Please restate the following records word for word.

[BEGIN Records]

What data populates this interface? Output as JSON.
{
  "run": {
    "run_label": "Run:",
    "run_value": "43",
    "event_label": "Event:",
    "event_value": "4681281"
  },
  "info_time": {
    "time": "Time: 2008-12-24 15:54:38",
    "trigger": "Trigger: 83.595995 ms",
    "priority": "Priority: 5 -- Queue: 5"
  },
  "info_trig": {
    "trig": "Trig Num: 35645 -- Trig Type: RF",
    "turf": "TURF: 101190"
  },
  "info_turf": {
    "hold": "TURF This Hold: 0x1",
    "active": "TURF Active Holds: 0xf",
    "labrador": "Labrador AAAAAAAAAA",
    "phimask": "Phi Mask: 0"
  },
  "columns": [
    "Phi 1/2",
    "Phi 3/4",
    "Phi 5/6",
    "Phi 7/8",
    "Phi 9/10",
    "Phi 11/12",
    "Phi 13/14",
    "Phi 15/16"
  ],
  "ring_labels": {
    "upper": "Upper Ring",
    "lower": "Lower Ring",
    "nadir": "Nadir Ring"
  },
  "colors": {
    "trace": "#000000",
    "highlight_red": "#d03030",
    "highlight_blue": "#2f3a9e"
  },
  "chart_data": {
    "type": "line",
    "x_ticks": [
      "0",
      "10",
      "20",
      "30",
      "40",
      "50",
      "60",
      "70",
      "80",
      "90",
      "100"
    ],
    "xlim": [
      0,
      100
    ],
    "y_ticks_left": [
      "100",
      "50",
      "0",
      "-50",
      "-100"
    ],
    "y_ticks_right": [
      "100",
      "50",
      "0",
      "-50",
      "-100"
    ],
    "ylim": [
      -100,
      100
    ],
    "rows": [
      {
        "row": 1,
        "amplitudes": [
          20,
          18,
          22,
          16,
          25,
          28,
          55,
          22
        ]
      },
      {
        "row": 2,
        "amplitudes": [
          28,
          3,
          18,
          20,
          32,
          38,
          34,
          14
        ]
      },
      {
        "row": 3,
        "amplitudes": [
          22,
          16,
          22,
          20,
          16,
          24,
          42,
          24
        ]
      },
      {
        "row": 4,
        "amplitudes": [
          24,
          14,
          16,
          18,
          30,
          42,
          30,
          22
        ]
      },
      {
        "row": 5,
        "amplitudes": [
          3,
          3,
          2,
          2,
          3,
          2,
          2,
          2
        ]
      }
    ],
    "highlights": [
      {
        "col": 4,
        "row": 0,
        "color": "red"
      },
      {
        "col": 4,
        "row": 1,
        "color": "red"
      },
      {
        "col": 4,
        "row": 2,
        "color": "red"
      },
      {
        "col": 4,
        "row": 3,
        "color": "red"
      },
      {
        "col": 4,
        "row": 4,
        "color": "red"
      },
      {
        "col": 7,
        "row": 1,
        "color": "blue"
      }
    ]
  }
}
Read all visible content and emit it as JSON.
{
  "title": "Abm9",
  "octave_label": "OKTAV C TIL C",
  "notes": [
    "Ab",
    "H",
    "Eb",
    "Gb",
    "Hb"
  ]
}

[END Records]

Written solution:
What data populates this interface? Output as JSON.
{
  "run": {
    "run_label": "Run:",
    "run_value": "43",
    "event_label": "Event:",
    "event_value": "4681281"
  },
  "info_time": {
    "time": "Time: 2008-12-24 15:54:38",
    "trigger": "Trigger: 83.595995 ms",
    "priority": "Priority: 5 -- Queue: 5"
  },
  "info_trig": {
    "trig": "Trig Num: 35645 -- Trig Type: RF",
    "turf": "TURF: 101190"
  },
  "info_turf": {
    "hold": "TURF This Hold: 0x1",
    "active": "TURF Active Holds: 0xf",
    "labrador": "Labrador AAAAAAAAAA",
    "phimask": "Phi Mask: 0"
  },
  "columns": [
    "Phi 1/2",
    "Phi 3/4",
    "Phi 5/6",
    "Phi 7/8",
    "Phi 9/10",
    "Phi 11/12",
    "Phi 13/14",
    "Phi 15/16"
  ],
  "ring_labels": {
    "upper": "Upper Ring",
    "lower": "Lower Ring",
    "nadir": "Nadir Ring"
  },
  "colors": {
    "trace": "#000000",
    "highlight_red": "#d03030",
    "highlight_blue": "#2f3a9e"
  },
  "chart_data": {
    "type": "line",
    "x_ticks": [
      "0",
      "10",
      "20",
      "30",
      "40",
      "50",
      "60",
      "70",
      "80",
      "90",
      "100"
    ],
    "xlim": [
      0,
      100
    ],
    "y_ticks_left": [
      "100",
      "50",
      "0",
      "-50",
      "-100"
    ],
    "y_ticks_right": [
      "100",
      "50",
      "0",
      "-50",
      "-100"
    ],
    "ylim": [
      -100,
      100
    ],
    "rows": [
      {
        "row": 1,
        "amplitudes": [
          20,
          18,
          22,
          16,
          25,
          28,
          55,
          22
        ]
      },
      {
        "row": 2,
        "amplitudes": [
          28,
          3,
          18,
          20,
          32,
          38,
          34,
          14
        ]
      },
      {
        "row": 3,
        "amplitudes": [
          22,
          16,
          22,
          20,
          16,
          24,
          42,
          24
        ]
      },
      {
        "row": 4,
        "amplitudes": [
          24,
          14,
          16,
          18,
          30,
          42,
          30,
          22
        ]
      },
      {
        "row": 5,
        "amplitudes": [
          3,
          3,
          2,
          2,
          3,
          2,
          2,
          2
        ]
      }
    ],
    "highlights": [
      {
        "col": 4,
        "row": 0,
        "color": "red"
      },
      {
        "col": 4,
        "row": 1,
        "color": "red"
      },
      {
        "col": 4,
        "row": 2,
        "color": "red"
      },
      {
        "col": 4,
        "row": 3,
        "color": "red"
      },
      {
        "col": 4,
        "row": 4,
        "color": "red"
      },
      {
        "col": 7,
        "row": 1,
        "color": "blue"
      }
    ]
  }
}
Read all visible content and emit it as JSON.
{
  "title": "Abm9",
  "octave_label": "OKTAV C TIL C",
  "notes": [
    "Ab",
    "H",
    "Eb",
    "Gb",
    "Hb"
  ]
}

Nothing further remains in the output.